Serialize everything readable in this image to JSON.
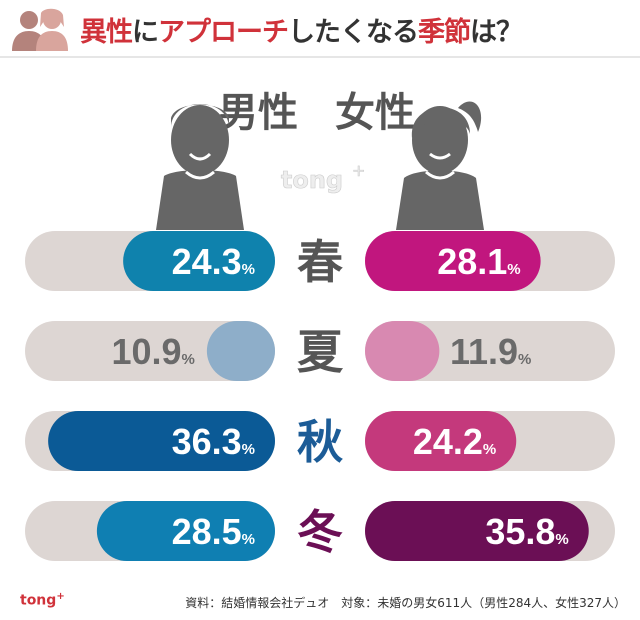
{
  "title": {
    "part1": "異性",
    "part2": "に",
    "part3": "アプローチ",
    "part4": "したくなる",
    "part5": "季節",
    "part6": "は？"
  },
  "watermark": "tong",
  "footer": {
    "logo": "tong",
    "source": "資料：結婚情報会社デュオ　対象：未婚の男女611人（男性284人、女性327人）"
  },
  "colors": {
    "title_red": "#d0323a",
    "track": "#ddd6d3",
    "figure": "#666666"
  },
  "chart_data": {
    "type": "bar",
    "layout": "butterfly",
    "unit": "%",
    "xlim": [
      0,
      40
    ],
    "categories": [
      "春",
      "夏",
      "秋",
      "冬"
    ],
    "category_colors": [
      "#555555",
      "#555555",
      "#1c5c97",
      "#6b0f55"
    ],
    "series": [
      {
        "name": "男性",
        "values": [
          24.3,
          10.9,
          36.3,
          28.5
        ],
        "colors": [
          "#0f82ad",
          "#8eaec9",
          "#0b5a96",
          "#0f7fb2"
        ]
      },
      {
        "name": "女性",
        "values": [
          28.1,
          11.9,
          24.2,
          35.8
        ],
        "colors": [
          "#c1167e",
          "#d889b1",
          "#c4397c",
          "#6b0f55"
        ]
      }
    ]
  }
}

※ ※ ※

# [What to work on]
Exactly reproduce each record, leaving out any pictures.

# [Task output]
Serialize everything readable in this image to JSON.
{
  "title": {
    "part1": "異性",
    "part2": "に",
    "part3": "アプローチ",
    "part4": "したくなる",
    "part5": "季節",
    "part6": "は？"
  },
  "watermark": "tong",
  "footer": {
    "logo": "tong",
    "source": "資料：結婚情報会社デュオ　対象：未婚の男女611人（男性284人、女性327人）"
  },
  "colors": {
    "title_red": "#d0323a",
    "track": "#ddd6d3",
    "figure": "#666666"
  },
  "chart_data": {
    "type": "bar",
    "layout": "butterfly",
    "unit": "%",
    "xlim": [
      0,
      40
    ],
    "categories": [
      "春",
      "夏",
      "秋",
      "冬"
    ],
    "category_colors": [
      "#555555",
      "#555555",
      "#1c5c97",
      "#6b0f55"
    ],
    "series": [
      {
        "name": "男性",
        "values": [
          24.3,
          10.9,
          36.3,
          28.5
        ],
        "colors": [
          "#0f82ad",
          "#8eaec9",
          "#0b5a96",
          "#0f7fb2"
        ]
      },
      {
        "name": "女性",
        "values": [
          28.1,
          11.9,
          24.2,
          35.8
        ],
        "colors": [
          "#c1167e",
          "#d889b1",
          "#c4397c",
          "#6b0f55"
        ]
      }
    ]
  }
}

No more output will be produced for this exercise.